» What is expected
In the listing below, find every line containing "color" and copy it out.

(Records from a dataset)
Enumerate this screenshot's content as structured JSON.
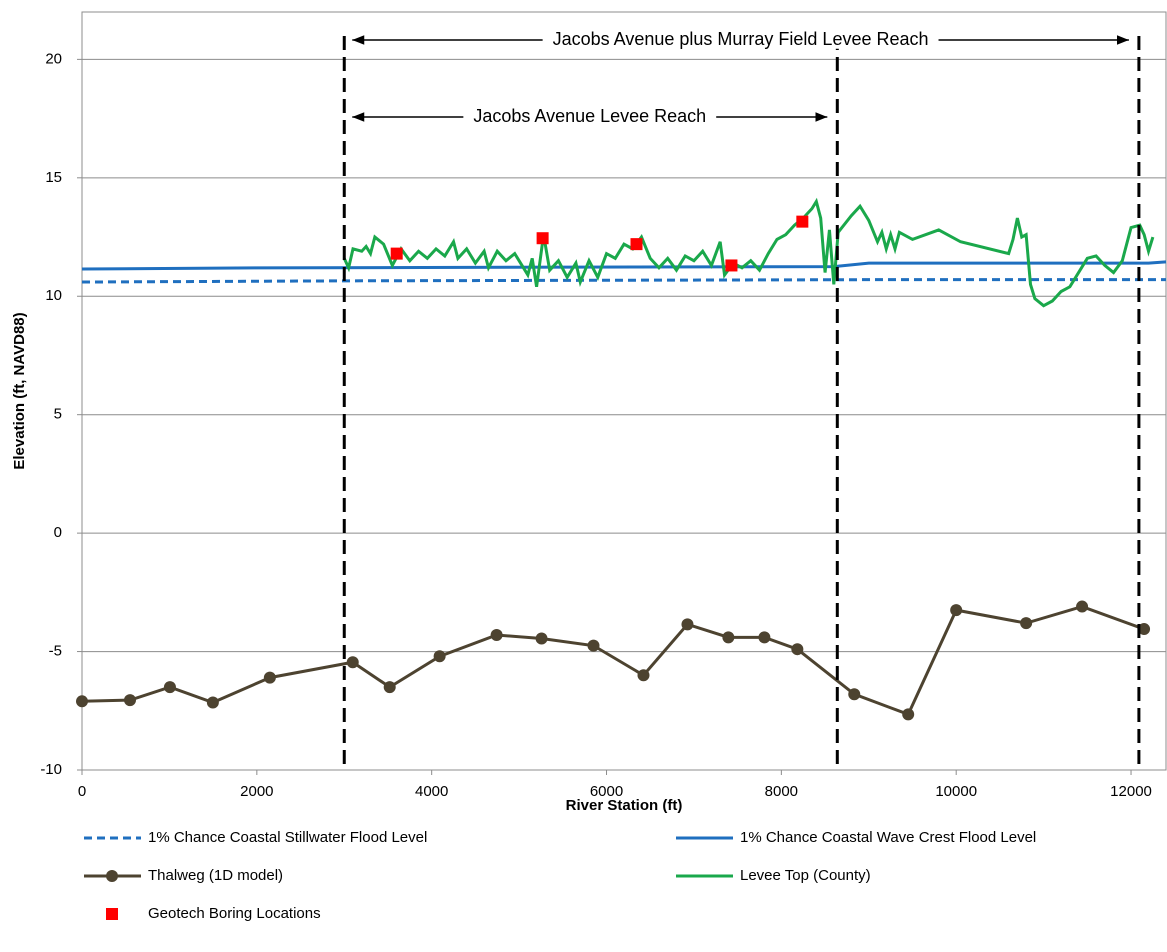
{
  "chart_data": {
    "type": "line",
    "x_label": "River Station (ft)",
    "y_label": "Elevation (ft, NAVD88)",
    "xlim": [
      0,
      12400
    ],
    "ylim": [
      -10,
      22
    ],
    "xticks": [
      0,
      2000,
      4000,
      6000,
      8000,
      10000,
      12000
    ],
    "yticks": [
      -10,
      -5,
      0,
      5,
      10,
      15,
      20
    ],
    "grid": true,
    "series": [
      {
        "name": "1% Chance Coastal  Stillwater  Flood Level",
        "color": "#1f6fbf",
        "style": "dashed",
        "x": [
          0,
          3000,
          9000,
          12400
        ],
        "values": [
          10.6,
          10.65,
          10.7,
          10.7
        ]
      },
      {
        "name": "1% Chance Coastal  Wave Crest Flood Level",
        "color": "#1f6fbf",
        "style": "solid",
        "x": [
          0,
          2000,
          8600,
          9000,
          12200,
          12400
        ],
        "values": [
          11.15,
          11.2,
          11.25,
          11.4,
          11.4,
          11.45
        ]
      },
      {
        "name": "Thalweg (1D model)",
        "color": "#4d4330",
        "style": "line-markers",
        "x": [
          0,
          549,
          1006,
          1497,
          2149,
          3097,
          3520,
          4091,
          4743,
          5257,
          5851,
          6423,
          6926,
          7394,
          7806,
          8183,
          8834,
          9451,
          10000,
          10800,
          11440,
          12149
        ],
        "values": [
          -7.1,
          -7.05,
          -6.5,
          -7.15,
          -6.1,
          -5.45,
          -6.5,
          -5.2,
          -4.3,
          -4.45,
          -4.75,
          -6.0,
          -3.85,
          -4.4,
          -4.4,
          -4.9,
          -6.8,
          -7.65,
          -3.25,
          -3.8,
          -3.1,
          -4.05
        ]
      },
      {
        "name": "Levee Top (County)",
        "color": "#1aa84b",
        "style": "solid",
        "x": [
          3000,
          3050,
          3100,
          3200,
          3250,
          3300,
          3350,
          3450,
          3550,
          3650,
          3750,
          3850,
          3950,
          4050,
          4150,
          4250,
          4300,
          4400,
          4500,
          4600,
          4650,
          4750,
          4850,
          4950,
          5050,
          5100,
          5150,
          5200,
          5280,
          5350,
          5450,
          5550,
          5650,
          5700,
          5800,
          5900,
          6000,
          6100,
          6200,
          6300,
          6400,
          6500,
          6600,
          6700,
          6800,
          6900,
          7000,
          7100,
          7200,
          7300,
          7350,
          7450,
          7550,
          7650,
          7750,
          7850,
          7950,
          8050,
          8150,
          8250,
          8350,
          8400,
          8450,
          8500,
          8550,
          8600,
          8650,
          8800,
          8900,
          9000,
          9100,
          9150,
          9200,
          9250,
          9300,
          9350,
          9500,
          9800,
          10050,
          10600,
          10650,
          10700,
          10750,
          10800,
          10850,
          10900,
          11000,
          11100,
          11200,
          11300,
          11400,
          11500,
          11600,
          11700,
          11800,
          11900,
          12000,
          12100,
          12150,
          12200,
          12250
        ],
        "values": [
          11.6,
          11.2,
          12.0,
          11.9,
          12.1,
          11.8,
          12.5,
          12.2,
          11.3,
          12.0,
          11.5,
          11.9,
          11.6,
          12.0,
          11.7,
          12.3,
          11.6,
          12.0,
          11.4,
          11.9,
          11.2,
          11.9,
          11.5,
          11.8,
          11.2,
          10.9,
          11.6,
          10.4,
          12.6,
          11.1,
          11.5,
          10.8,
          11.4,
          10.6,
          11.5,
          10.8,
          11.8,
          11.6,
          12.2,
          12.0,
          12.5,
          11.6,
          11.2,
          11.6,
          11.1,
          11.7,
          11.5,
          11.9,
          11.3,
          12.3,
          10.9,
          11.4,
          11.2,
          11.5,
          11.1,
          11.8,
          12.4,
          12.6,
          13.0,
          13.3,
          13.7,
          14.0,
          13.3,
          11.0,
          12.8,
          10.5,
          12.7,
          13.4,
          13.8,
          13.2,
          12.3,
          12.7,
          12.0,
          12.6,
          12.0,
          12.7,
          12.4,
          12.8,
          12.3,
          11.8,
          12.4,
          13.3,
          12.5,
          12.6,
          10.5,
          9.9,
          9.6,
          9.8,
          10.2,
          10.4,
          11.0,
          11.6,
          11.7,
          11.3,
          11.0,
          11.5,
          12.9,
          13.0,
          12.6,
          11.9,
          12.5
        ]
      },
      {
        "name": "Geotech Boring Locations",
        "color": "#ff0000",
        "style": "markers",
        "x": [
          3600,
          5269,
          6343,
          7429,
          8240
        ],
        "values": [
          11.8,
          12.45,
          12.2,
          11.3,
          13.15
        ]
      }
    ],
    "vlines": [
      3000,
      8640,
      12090
    ],
    "reaches": [
      {
        "label": "Jacobs Avenue plus Murray Field Levee Reach",
        "start": 3000,
        "end": 12090
      },
      {
        "label": "Jacobs Avenue Levee Reach",
        "start": 3000,
        "end": 8640
      }
    ]
  }
}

» Response
        "color": "#1f6fbf",
        "color": "#1f6fbf",
        "color": "#4d4330",
        "color": "#1aa84b",
        "color": "#ff0000",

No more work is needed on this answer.